### Given records

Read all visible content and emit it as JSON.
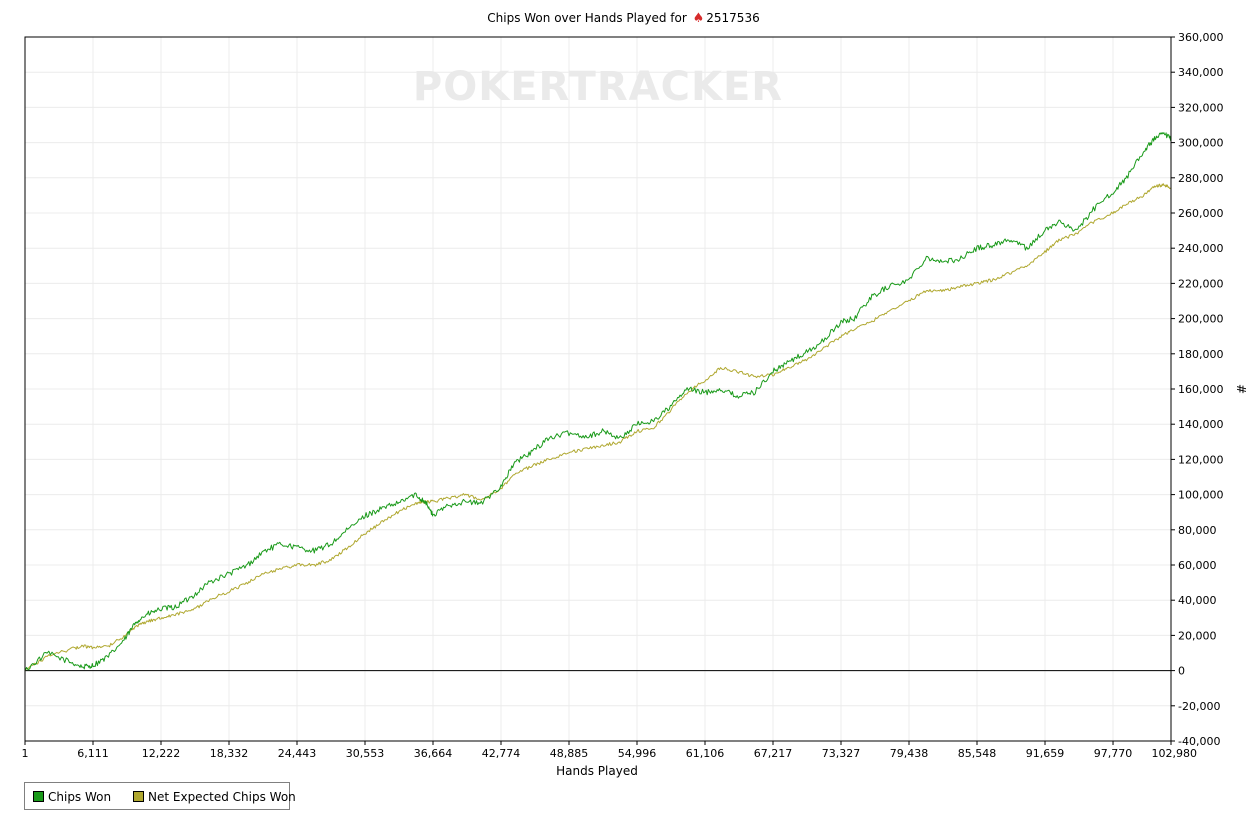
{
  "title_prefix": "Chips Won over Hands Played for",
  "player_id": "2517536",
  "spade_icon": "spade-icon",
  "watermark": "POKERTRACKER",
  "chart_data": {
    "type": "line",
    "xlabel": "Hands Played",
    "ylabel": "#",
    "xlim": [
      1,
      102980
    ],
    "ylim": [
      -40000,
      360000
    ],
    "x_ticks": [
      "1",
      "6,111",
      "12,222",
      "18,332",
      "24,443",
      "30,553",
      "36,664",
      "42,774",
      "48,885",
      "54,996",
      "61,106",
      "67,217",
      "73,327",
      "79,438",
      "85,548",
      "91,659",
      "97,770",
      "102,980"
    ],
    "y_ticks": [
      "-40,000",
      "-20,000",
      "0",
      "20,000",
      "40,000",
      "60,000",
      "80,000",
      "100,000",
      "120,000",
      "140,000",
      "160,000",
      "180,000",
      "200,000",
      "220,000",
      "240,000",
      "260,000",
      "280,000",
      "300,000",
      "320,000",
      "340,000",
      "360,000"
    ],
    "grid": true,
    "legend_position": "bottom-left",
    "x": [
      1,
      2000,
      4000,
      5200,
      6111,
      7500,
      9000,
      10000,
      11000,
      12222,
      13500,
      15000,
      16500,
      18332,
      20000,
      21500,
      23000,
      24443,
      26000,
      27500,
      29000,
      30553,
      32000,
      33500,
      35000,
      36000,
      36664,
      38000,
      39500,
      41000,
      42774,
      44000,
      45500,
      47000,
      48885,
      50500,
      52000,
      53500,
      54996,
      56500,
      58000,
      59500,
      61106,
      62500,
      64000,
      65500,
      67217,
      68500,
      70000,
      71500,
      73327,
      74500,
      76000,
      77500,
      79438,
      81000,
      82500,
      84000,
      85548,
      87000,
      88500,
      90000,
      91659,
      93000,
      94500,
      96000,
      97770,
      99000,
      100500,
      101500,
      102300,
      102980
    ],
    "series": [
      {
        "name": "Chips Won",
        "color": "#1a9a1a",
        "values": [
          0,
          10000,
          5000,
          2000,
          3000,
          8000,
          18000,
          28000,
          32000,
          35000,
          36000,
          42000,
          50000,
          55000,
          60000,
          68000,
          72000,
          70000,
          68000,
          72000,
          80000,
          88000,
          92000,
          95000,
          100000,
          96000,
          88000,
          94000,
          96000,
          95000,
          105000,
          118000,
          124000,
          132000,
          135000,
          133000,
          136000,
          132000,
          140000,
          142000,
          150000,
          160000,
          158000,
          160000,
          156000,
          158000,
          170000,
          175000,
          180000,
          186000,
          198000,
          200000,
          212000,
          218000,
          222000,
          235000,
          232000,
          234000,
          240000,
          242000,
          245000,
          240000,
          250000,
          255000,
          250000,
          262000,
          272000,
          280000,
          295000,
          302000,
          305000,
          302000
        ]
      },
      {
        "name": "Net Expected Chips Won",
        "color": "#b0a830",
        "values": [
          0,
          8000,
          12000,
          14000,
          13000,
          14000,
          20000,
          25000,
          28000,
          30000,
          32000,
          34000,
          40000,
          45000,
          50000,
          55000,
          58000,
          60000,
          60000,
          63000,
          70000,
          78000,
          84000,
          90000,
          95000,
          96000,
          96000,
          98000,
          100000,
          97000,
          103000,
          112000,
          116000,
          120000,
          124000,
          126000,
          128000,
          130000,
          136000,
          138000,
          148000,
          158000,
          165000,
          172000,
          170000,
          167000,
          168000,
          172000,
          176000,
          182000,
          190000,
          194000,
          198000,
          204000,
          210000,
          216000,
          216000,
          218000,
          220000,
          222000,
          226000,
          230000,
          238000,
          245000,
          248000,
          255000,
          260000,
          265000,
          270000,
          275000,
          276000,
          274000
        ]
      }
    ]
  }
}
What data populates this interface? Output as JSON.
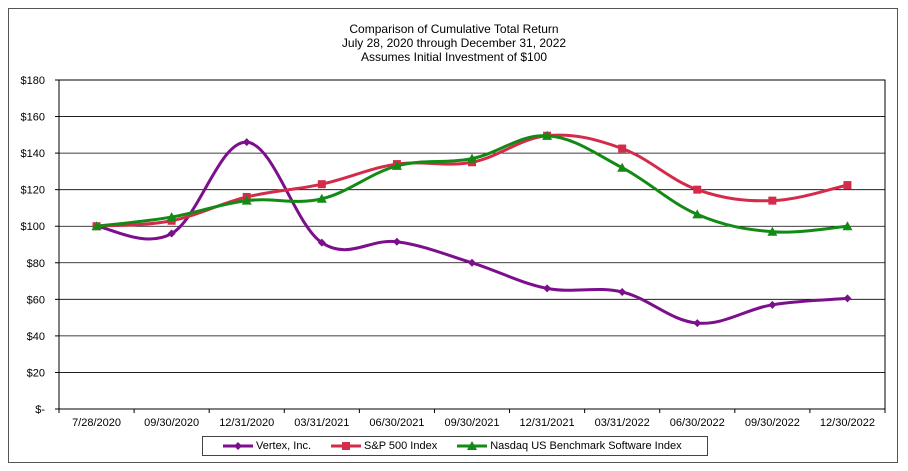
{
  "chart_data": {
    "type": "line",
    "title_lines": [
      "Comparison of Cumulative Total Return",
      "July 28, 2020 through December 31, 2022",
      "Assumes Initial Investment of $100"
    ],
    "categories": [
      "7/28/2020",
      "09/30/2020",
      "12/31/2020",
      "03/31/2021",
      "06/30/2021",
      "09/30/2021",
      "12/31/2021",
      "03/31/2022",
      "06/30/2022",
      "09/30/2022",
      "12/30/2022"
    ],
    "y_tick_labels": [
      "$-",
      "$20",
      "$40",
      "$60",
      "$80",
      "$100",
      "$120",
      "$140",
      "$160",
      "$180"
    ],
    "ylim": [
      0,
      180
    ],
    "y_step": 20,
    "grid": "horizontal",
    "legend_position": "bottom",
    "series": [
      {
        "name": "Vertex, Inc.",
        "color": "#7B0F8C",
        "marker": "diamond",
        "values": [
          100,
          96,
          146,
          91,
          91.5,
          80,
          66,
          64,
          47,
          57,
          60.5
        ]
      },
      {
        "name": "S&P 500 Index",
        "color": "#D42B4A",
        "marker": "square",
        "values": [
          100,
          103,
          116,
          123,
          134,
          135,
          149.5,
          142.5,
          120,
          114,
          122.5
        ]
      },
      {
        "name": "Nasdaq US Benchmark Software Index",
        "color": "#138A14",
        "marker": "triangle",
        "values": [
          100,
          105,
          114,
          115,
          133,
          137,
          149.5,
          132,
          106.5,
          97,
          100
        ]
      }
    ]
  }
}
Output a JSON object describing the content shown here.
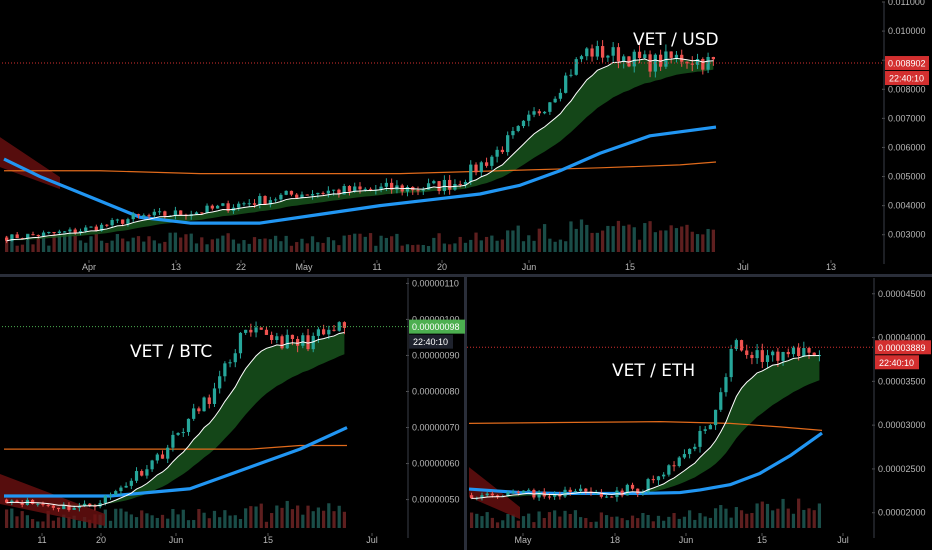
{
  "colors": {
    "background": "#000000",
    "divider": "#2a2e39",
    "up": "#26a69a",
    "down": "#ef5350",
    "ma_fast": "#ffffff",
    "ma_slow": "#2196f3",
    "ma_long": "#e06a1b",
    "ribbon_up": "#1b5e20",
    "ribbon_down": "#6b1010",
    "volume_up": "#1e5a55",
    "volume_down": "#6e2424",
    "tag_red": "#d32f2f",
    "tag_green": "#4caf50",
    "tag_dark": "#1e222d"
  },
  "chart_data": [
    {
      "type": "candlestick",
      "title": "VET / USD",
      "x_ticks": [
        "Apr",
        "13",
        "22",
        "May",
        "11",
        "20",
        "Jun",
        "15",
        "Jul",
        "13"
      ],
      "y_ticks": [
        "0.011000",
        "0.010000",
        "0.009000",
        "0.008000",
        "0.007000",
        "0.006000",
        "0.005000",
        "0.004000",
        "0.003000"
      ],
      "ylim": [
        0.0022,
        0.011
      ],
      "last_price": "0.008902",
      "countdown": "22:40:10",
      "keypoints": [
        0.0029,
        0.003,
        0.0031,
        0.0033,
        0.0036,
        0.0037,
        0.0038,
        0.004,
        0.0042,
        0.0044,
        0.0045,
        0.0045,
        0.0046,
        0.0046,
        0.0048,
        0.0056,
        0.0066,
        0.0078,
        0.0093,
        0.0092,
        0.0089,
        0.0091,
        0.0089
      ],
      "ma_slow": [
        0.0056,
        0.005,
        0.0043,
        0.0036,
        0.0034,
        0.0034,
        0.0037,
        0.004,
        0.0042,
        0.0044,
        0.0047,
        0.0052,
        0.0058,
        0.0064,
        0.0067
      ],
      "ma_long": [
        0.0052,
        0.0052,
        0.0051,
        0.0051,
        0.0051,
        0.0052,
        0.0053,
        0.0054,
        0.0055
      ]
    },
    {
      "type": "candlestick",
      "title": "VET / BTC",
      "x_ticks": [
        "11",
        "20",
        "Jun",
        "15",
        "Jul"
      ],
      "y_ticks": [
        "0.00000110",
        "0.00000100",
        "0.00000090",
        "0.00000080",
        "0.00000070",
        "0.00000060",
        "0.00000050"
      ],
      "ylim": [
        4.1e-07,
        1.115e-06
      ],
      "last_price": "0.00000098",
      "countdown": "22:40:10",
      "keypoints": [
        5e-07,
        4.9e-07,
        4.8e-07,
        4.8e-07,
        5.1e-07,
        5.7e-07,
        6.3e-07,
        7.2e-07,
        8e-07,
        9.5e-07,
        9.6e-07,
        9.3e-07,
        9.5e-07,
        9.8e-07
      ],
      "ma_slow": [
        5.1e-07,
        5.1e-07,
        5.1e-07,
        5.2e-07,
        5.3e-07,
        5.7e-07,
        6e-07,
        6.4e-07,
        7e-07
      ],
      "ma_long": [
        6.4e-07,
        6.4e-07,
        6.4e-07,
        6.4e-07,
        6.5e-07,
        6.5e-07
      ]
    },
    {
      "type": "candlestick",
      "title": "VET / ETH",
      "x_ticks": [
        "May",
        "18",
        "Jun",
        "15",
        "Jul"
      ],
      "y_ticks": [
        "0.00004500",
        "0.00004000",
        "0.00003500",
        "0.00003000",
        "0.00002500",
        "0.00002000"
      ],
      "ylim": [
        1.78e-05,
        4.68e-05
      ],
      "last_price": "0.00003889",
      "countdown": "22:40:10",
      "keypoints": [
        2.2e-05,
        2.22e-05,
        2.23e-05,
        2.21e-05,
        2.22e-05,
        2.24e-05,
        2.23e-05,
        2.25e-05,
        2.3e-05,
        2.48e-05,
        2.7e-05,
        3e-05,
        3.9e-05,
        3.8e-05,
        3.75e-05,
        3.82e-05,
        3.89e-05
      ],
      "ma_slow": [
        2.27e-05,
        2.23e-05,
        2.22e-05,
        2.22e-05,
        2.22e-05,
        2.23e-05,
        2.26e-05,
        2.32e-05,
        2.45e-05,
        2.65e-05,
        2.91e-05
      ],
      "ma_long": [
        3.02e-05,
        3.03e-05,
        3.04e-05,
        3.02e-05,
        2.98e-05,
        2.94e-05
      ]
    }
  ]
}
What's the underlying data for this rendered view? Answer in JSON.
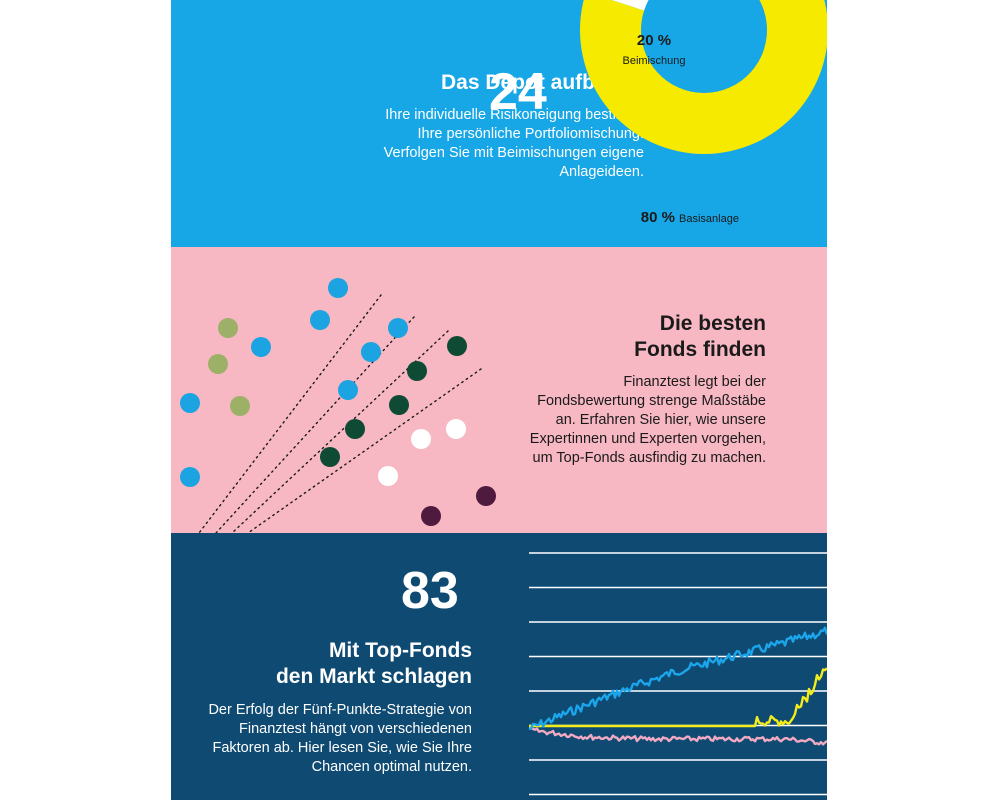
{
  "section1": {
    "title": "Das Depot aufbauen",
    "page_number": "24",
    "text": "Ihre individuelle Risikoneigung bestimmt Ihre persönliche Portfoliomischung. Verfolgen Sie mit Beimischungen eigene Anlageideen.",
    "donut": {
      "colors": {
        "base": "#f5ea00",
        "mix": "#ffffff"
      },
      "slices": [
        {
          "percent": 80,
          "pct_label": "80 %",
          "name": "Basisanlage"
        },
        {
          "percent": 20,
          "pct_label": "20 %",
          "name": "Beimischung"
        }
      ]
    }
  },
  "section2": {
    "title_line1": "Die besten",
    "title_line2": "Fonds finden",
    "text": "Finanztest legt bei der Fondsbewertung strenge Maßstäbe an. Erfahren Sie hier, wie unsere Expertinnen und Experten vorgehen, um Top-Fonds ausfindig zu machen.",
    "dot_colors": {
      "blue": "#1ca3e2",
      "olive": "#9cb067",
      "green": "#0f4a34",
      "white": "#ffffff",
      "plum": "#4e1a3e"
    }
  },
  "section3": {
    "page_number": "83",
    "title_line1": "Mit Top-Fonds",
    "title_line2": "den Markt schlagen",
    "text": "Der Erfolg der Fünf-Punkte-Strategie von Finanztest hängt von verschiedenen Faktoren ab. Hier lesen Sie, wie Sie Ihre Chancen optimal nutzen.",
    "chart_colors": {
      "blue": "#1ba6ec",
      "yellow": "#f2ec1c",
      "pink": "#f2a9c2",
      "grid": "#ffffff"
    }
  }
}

### Task details
Within the entries above, report how many lines include "Fonds", and keep the answer to the number.

### Task result
3